## Do this
What is the number of lines containing the word "坚定文化自信"? Give that number alone.

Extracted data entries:
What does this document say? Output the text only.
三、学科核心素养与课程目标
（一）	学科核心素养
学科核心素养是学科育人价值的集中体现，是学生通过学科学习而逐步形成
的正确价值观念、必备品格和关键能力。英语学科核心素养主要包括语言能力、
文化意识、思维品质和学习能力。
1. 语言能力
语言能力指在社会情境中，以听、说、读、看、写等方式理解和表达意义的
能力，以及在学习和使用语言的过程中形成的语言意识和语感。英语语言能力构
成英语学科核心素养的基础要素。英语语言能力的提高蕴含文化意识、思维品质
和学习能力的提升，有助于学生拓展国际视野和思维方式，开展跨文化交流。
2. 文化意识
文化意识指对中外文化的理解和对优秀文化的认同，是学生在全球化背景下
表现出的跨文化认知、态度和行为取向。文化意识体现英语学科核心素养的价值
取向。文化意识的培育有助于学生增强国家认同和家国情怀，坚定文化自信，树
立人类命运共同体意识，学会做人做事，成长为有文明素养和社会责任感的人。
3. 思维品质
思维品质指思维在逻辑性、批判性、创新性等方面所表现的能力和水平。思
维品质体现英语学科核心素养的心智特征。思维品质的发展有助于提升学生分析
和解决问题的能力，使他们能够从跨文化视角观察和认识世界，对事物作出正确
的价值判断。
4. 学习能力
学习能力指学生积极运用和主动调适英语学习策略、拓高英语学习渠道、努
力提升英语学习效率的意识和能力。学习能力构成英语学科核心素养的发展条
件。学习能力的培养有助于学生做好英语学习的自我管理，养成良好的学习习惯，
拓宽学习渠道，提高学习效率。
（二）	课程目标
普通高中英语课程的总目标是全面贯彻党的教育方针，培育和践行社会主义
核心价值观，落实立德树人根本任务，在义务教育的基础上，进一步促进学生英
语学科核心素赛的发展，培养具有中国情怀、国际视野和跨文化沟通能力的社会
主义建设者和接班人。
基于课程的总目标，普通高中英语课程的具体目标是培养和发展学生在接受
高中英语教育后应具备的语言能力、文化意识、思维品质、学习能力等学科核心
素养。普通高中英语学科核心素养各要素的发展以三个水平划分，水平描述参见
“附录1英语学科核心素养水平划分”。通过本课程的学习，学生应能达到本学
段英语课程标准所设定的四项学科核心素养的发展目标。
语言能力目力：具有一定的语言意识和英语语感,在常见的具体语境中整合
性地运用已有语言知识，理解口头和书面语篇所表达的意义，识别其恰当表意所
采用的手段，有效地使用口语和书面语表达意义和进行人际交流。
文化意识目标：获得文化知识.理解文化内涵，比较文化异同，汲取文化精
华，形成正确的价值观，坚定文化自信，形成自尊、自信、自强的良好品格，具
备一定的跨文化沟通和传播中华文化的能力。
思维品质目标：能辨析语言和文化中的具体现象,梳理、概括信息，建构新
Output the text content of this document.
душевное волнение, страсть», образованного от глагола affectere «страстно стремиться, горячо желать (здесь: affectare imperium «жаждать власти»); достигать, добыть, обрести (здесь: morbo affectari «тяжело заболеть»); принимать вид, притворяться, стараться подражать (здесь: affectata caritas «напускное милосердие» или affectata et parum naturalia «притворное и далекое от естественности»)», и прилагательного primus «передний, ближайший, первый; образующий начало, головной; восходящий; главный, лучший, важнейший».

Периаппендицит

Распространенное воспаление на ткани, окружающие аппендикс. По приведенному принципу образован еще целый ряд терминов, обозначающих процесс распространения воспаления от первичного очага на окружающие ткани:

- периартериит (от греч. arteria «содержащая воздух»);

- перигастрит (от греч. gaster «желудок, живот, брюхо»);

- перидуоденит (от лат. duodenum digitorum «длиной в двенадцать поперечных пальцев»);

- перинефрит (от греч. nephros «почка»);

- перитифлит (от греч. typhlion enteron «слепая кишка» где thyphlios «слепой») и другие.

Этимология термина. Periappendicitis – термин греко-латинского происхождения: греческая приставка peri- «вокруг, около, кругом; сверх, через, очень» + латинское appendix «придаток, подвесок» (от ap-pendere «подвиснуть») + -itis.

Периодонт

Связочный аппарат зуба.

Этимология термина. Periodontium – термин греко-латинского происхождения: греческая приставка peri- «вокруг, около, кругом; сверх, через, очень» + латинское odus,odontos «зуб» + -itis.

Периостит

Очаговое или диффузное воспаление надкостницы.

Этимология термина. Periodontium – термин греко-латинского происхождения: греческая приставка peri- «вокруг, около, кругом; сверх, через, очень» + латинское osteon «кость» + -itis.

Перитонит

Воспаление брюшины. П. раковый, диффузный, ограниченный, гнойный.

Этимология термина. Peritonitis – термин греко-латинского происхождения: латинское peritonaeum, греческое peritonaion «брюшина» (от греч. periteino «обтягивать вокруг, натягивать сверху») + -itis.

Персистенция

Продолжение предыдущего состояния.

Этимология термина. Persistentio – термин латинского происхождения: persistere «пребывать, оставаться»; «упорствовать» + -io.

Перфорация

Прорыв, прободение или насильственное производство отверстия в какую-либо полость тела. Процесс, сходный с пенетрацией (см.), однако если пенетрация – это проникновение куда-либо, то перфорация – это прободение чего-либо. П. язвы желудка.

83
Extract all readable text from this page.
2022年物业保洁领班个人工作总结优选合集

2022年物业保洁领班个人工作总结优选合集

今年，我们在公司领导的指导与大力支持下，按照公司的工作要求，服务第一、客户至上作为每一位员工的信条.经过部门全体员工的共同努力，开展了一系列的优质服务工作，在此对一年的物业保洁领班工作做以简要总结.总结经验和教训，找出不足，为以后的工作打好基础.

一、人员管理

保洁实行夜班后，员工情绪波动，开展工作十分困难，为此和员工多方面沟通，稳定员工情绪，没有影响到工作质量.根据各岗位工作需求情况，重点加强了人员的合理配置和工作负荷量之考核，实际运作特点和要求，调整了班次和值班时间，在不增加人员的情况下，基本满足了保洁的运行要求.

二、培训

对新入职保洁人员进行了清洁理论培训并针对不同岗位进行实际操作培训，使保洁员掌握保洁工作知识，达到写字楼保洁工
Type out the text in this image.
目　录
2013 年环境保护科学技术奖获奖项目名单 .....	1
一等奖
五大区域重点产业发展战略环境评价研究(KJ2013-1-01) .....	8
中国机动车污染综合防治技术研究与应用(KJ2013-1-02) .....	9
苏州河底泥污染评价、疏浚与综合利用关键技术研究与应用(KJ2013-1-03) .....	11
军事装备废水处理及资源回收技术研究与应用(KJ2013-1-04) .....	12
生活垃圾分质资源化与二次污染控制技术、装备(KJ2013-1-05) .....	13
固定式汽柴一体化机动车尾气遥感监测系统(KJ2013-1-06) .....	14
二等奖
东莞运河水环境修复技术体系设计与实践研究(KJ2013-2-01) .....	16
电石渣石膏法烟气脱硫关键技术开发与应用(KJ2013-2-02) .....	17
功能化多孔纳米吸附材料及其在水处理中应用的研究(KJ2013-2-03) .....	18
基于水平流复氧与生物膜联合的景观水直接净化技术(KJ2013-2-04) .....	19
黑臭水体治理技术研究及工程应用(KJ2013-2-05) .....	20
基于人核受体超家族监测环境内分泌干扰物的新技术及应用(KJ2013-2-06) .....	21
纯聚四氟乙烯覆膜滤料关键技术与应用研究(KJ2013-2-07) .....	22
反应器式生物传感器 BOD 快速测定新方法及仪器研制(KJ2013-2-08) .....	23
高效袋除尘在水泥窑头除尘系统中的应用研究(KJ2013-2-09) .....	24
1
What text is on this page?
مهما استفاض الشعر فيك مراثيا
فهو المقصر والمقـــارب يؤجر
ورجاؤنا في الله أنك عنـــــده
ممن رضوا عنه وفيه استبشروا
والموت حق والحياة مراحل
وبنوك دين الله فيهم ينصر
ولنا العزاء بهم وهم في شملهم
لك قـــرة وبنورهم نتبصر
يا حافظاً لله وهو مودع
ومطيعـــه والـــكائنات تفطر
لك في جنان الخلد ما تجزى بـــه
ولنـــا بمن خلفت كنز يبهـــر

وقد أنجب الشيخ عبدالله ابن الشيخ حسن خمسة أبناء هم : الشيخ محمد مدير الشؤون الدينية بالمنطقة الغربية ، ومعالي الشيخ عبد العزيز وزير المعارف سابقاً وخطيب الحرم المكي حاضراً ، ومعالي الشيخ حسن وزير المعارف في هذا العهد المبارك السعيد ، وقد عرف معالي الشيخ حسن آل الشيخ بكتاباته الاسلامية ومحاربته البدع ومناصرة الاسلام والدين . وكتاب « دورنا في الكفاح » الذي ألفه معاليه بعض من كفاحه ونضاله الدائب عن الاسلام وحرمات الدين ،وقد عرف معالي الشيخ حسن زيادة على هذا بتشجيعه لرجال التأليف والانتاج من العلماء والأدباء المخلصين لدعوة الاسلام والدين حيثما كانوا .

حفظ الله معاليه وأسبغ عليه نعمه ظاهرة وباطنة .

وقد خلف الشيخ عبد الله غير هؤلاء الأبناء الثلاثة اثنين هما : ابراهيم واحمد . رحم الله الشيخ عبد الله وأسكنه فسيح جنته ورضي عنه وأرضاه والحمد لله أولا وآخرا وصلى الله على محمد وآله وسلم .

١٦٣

## The response
2